Dataset listings of figures
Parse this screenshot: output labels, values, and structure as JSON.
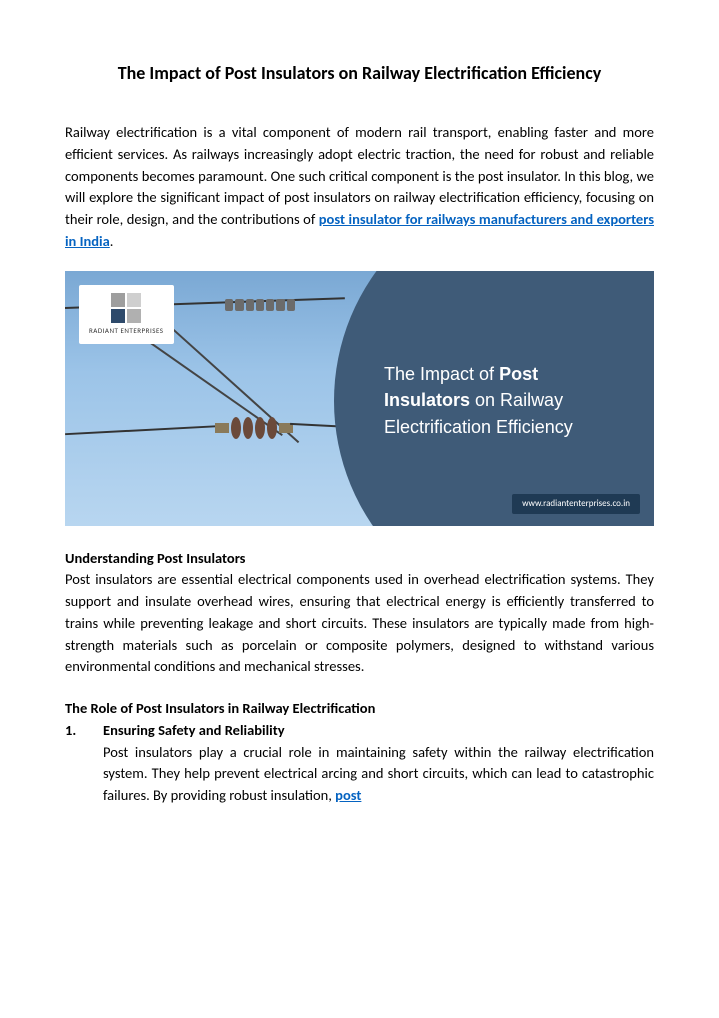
{
  "title": "The Impact of Post Insulators on Railway Electrification Efficiency",
  "intro_text": "Railway electrification is a vital component of modern rail transport, enabling faster and more efficient services.  As railways increasingly adopt electric traction, the need for robust and reliable components becomes paramount.  One such critical component is the post insulator.  In this blog, we will explore the significant impact of post insulators on railway electrification efficiency, focusing on their role, design, and the contributions of ",
  "intro_link": "post insulator for railways manufacturers and exporters in India",
  "intro_end": ".",
  "hero": {
    "logo_label": "RADIANT ENTERPRISES",
    "circle_line1": "The Impact of ",
    "circle_b1": "Post Insulators",
    "circle_mid": " on Railway Electrification Efficiency",
    "url": "www.radiantenterprises.co.in",
    "colors": {
      "sky_top": "#7aa8d4",
      "circle_bg": "#3f5b78",
      "url_bg": "#1f3a54"
    }
  },
  "sec1_head": "Understanding Post Insulators",
  "sec1_body": "Post insulators are essential electrical components used in overhead electrification systems.  They support and insulate overhead wires, ensuring that electrical energy is efficiently transferred to trains while preventing leakage and short circuits.  These insulators are typically made from high-strength materials such as porcelain or composite polymers, designed to withstand various environmental conditions and mechanical stresses.",
  "sec2_head": "The Role of Post Insulators in Railway Electrification",
  "item1_num": "1.",
  "item1_title": "Ensuring Safety and Reliability",
  "item1_body_a": "Post insulators play a crucial role in maintaining safety within the railway electrification system.  They help prevent electrical arcing and short circuits, which can lead to catastrophic failures.  By providing robust insulation, ",
  "item1_link": "post"
}
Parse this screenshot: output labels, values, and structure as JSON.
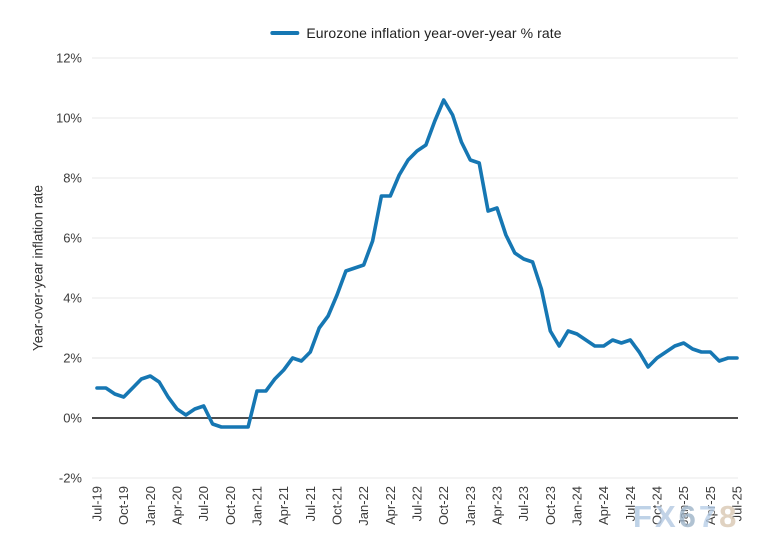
{
  "legend": {
    "label": "Eurozone inflation year-over-year % rate"
  },
  "colors": {
    "line": "#1677b3",
    "grid": "#e8e8e8",
    "zero_axis": "#4d4d4d",
    "tick_text": "#3c3c3c"
  },
  "watermark": {
    "text": "FX678",
    "char_colors": [
      "#aec8e2",
      "#b4c9e2",
      "#9db3c8",
      "#b8cfe8",
      "#d9c8b2"
    ]
  },
  "chart_data": {
    "type": "line",
    "title": "",
    "ylabel": "Year-over-year inflation rate",
    "xlabel": "",
    "legend_entries": [
      "Eurozone inflation year-over-year % rate"
    ],
    "legend_position": "top-center",
    "grid": "horizontal",
    "ylim": [
      -2,
      12
    ],
    "y_ticks": [
      12,
      10,
      8,
      6,
      4,
      2,
      0,
      -2
    ],
    "y_tick_labels": [
      "12%",
      "10%",
      "8%",
      "6%",
      "4%",
      "2%",
      "0%",
      "-2%"
    ],
    "x_tick_every": 3,
    "x_tick_labels": [
      "Jul-19",
      "Oct-19",
      "Jan-20",
      "Apr-20",
      "Jul-20",
      "Oct-20",
      "Jan-21",
      "Apr-21",
      "Jul-21",
      "Oct-21",
      "Jan-22",
      "Apr-22",
      "Jul-22",
      "Oct-22",
      "Jan-23",
      "Apr-23",
      "Jul-23",
      "Oct-23",
      "Jan-24",
      "Apr-24",
      "Jul-24",
      "Oct-24",
      "Jan-25",
      "Apr-25",
      "Jul-25"
    ],
    "x": [
      "Jul-19",
      "Aug-19",
      "Sep-19",
      "Oct-19",
      "Nov-19",
      "Dec-19",
      "Jan-20",
      "Feb-20",
      "Mar-20",
      "Apr-20",
      "May-20",
      "Jun-20",
      "Jul-20",
      "Aug-20",
      "Sep-20",
      "Oct-20",
      "Nov-20",
      "Dec-20",
      "Jan-21",
      "Feb-21",
      "Mar-21",
      "Apr-21",
      "May-21",
      "Jun-21",
      "Jul-21",
      "Aug-21",
      "Sep-21",
      "Oct-21",
      "Nov-21",
      "Dec-21",
      "Jan-22",
      "Feb-22",
      "Mar-22",
      "Apr-22",
      "May-22",
      "Jun-22",
      "Jul-22",
      "Aug-22",
      "Sep-22",
      "Oct-22",
      "Nov-22",
      "Dec-22",
      "Jan-23",
      "Feb-23",
      "Mar-23",
      "Apr-23",
      "May-23",
      "Jun-23",
      "Jul-23",
      "Aug-23",
      "Sep-23",
      "Oct-23",
      "Nov-23",
      "Dec-23",
      "Jan-24",
      "Feb-24",
      "Mar-24",
      "Apr-24",
      "May-24",
      "Jun-24",
      "Jul-24",
      "Aug-24",
      "Sep-24",
      "Oct-24",
      "Nov-24",
      "Dec-24",
      "Jan-25",
      "Feb-25",
      "Mar-25",
      "Apr-25",
      "May-25",
      "Jun-25",
      "Jul-25"
    ],
    "values": [
      1.0,
      1.0,
      0.8,
      0.7,
      1.0,
      1.3,
      1.4,
      1.2,
      0.7,
      0.3,
      0.1,
      0.3,
      0.4,
      -0.2,
      -0.3,
      -0.3,
      -0.3,
      -0.3,
      0.9,
      0.9,
      1.3,
      1.6,
      2.0,
      1.9,
      2.2,
      3.0,
      3.4,
      4.1,
      4.9,
      5.0,
      5.1,
      5.9,
      7.4,
      7.4,
      8.1,
      8.6,
      8.9,
      9.1,
      9.9,
      10.6,
      10.1,
      9.2,
      8.6,
      8.5,
      6.9,
      7.0,
      6.1,
      5.5,
      5.3,
      5.2,
      4.3,
      2.9,
      2.4,
      2.9,
      2.8,
      2.6,
      2.4,
      2.4,
      2.6,
      2.5,
      2.6,
      2.2,
      1.7,
      2.0,
      2.2,
      2.4,
      2.5,
      2.3,
      2.2,
      2.2,
      1.9,
      2.0,
      2.0
    ]
  }
}
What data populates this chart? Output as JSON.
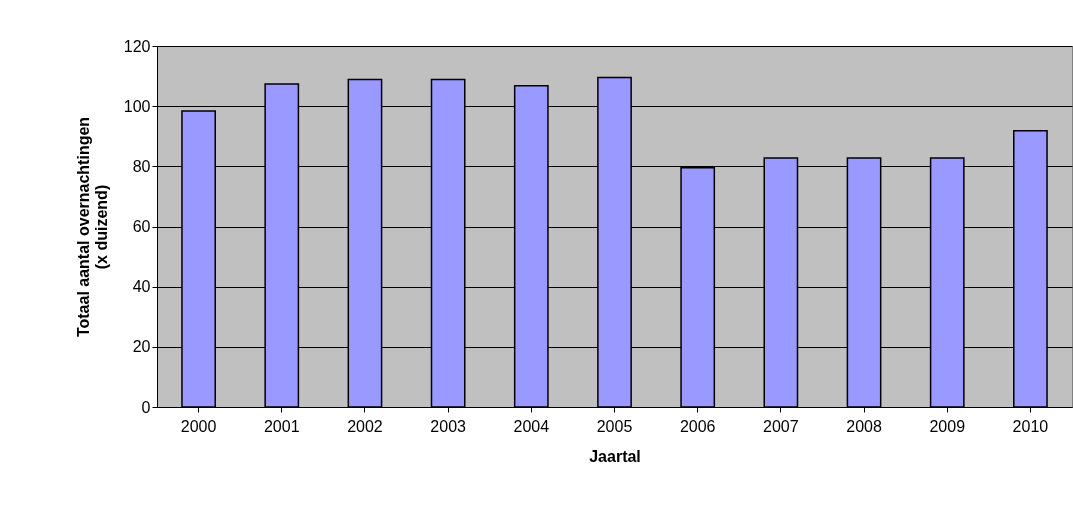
{
  "chart_data": {
    "type": "bar",
    "xlabel": "Jaartal",
    "ylabel": "Totaal aantal overnachtingen (x duizend)",
    "categories": [
      "2000",
      "2001",
      "2002",
      "2003",
      "2004",
      "2005",
      "2006",
      "2007",
      "2008",
      "2009",
      "2010"
    ],
    "values": [
      98.4,
      107.4,
      108.9,
      108.9,
      106.8,
      109.5,
      79.5,
      82.8,
      82.8,
      82.8,
      91.8
    ],
    "color": "#9999ff",
    "ylim": [
      0,
      120
    ],
    "yticks": [
      0,
      20,
      40,
      60,
      80,
      100,
      120
    ],
    "grid": "y"
  }
}
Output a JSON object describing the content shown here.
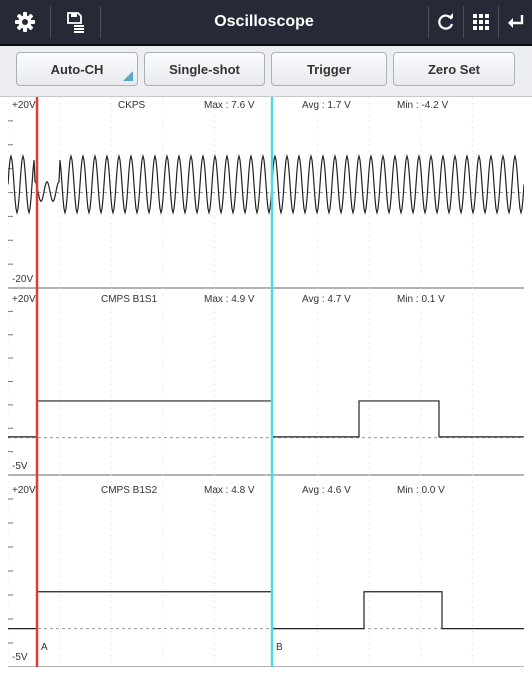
{
  "header": {
    "title": "Oscilloscope",
    "left_icons": [
      "gear-icon",
      "save-list-icon"
    ],
    "right_icons": [
      "refresh-icon",
      "grid-icon",
      "back-icon"
    ]
  },
  "toolbar": {
    "auto_ch_label": "Auto-CH",
    "single_shot_label": "Single-shot",
    "trigger_label": "Trigger",
    "zero_set_label": "Zero Set"
  },
  "cursors": {
    "a_label": "A",
    "b_label": "B",
    "a_color": "#e53935",
    "b_color": "#4dd9e8"
  },
  "panels": [
    {
      "name": "CKPS",
      "top_label": "+20V",
      "bottom_label": "-20V",
      "max_text": "Max : 7.6 V",
      "avg_text": "Avg : 1.7 V",
      "min_text": "Min : -4.2 V",
      "signal": "sine",
      "low": -4.2,
      "high": 7.6
    },
    {
      "name": "CMPS B1S1",
      "top_label": "+20V",
      "bottom_label": "-5V",
      "max_text": "Max : 4.9 V",
      "avg_text": "Avg : 4.7 V",
      "min_text": "Min : 0.1 V",
      "signal": "pulse",
      "low": 0.1,
      "high": 4.9
    },
    {
      "name": "CMPS B1S2",
      "top_label": "+20V",
      "bottom_label": "-5V",
      "max_text": "Max : 4.8 V",
      "avg_text": "Avg : 4.6 V",
      "min_text": "Min : 0.0 V",
      "signal": "pulse",
      "low": 0.0,
      "high": 4.8
    }
  ],
  "colors": {
    "toolbar_bg": "#262a36",
    "button_accent": "#5aa7c6",
    "grid": "#d9d9d9",
    "trace": "#222222"
  }
}
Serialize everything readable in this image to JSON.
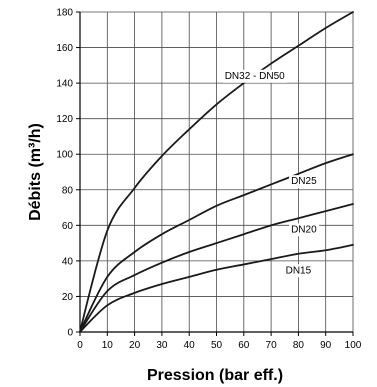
{
  "chart_data": {
    "type": "line",
    "title": "",
    "xlabel": "Pression (bar eff.)",
    "ylabel": "Débits (m³/h)",
    "xlim": [
      0,
      100
    ],
    "ylim": [
      0,
      180
    ],
    "x_ticks": [
      "0",
      "10",
      "20",
      "30",
      "40",
      "50",
      "60",
      "70",
      "80",
      "90",
      "100"
    ],
    "y_ticks": [
      "0",
      "20",
      "40",
      "60",
      "80",
      "100",
      "120",
      "140",
      "160",
      "180"
    ],
    "grid": true,
    "legend": "inline labels on curves",
    "colors": {
      "line": "#1a1a1a",
      "grid": "#4a4a4a",
      "axis": "#000000"
    },
    "series": [
      {
        "name": "DN32 - DN50",
        "x": [
          0,
          10,
          20,
          30,
          40,
          50,
          60,
          70,
          80,
          90,
          100
        ],
        "y": [
          0,
          57,
          81,
          99,
          114,
          128,
          140,
          151,
          161,
          171,
          180
        ]
      },
      {
        "name": "DN25",
        "x": [
          0,
          10,
          20,
          30,
          40,
          50,
          60,
          70,
          80,
          90,
          100
        ],
        "y": [
          0,
          31,
          45,
          55,
          63,
          71,
          77,
          83,
          89,
          95,
          100
        ]
      },
      {
        "name": "DN20",
        "x": [
          0,
          10,
          20,
          30,
          40,
          50,
          60,
          70,
          80,
          90,
          100
        ],
        "y": [
          0,
          23,
          32,
          39,
          45,
          50,
          55,
          60,
          64,
          68,
          72
        ]
      },
      {
        "name": "DN15",
        "x": [
          0,
          10,
          20,
          30,
          40,
          50,
          60,
          70,
          80,
          90,
          100
        ],
        "y": [
          0,
          15,
          22,
          27,
          31,
          35,
          38,
          41,
          44,
          46,
          49
        ]
      }
    ]
  }
}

• [BRIEF]
Scan the entries above. Copy each line that has the string "robust".

• [WRITTEN RESPONSE]
  "intro_text": "Railway electrification is a vital component of modern rail transport, enabling faster and more efficient services.  As railways increasingly adopt electric traction, the need for robust and reliable components becomes paramount.  One such critical component is the post insulator.  In this blog, we will explore the significant impact of post insulators on railway electrification efficiency, focusing on their role, design, and the contributions of ",
  "item1_body_a": "Post insulators play a crucial role in maintaining safety within the railway electrification system.  They help prevent electrical arcing and short circuits, which can lead to catastrophic failures.  By providing robust insulation, ",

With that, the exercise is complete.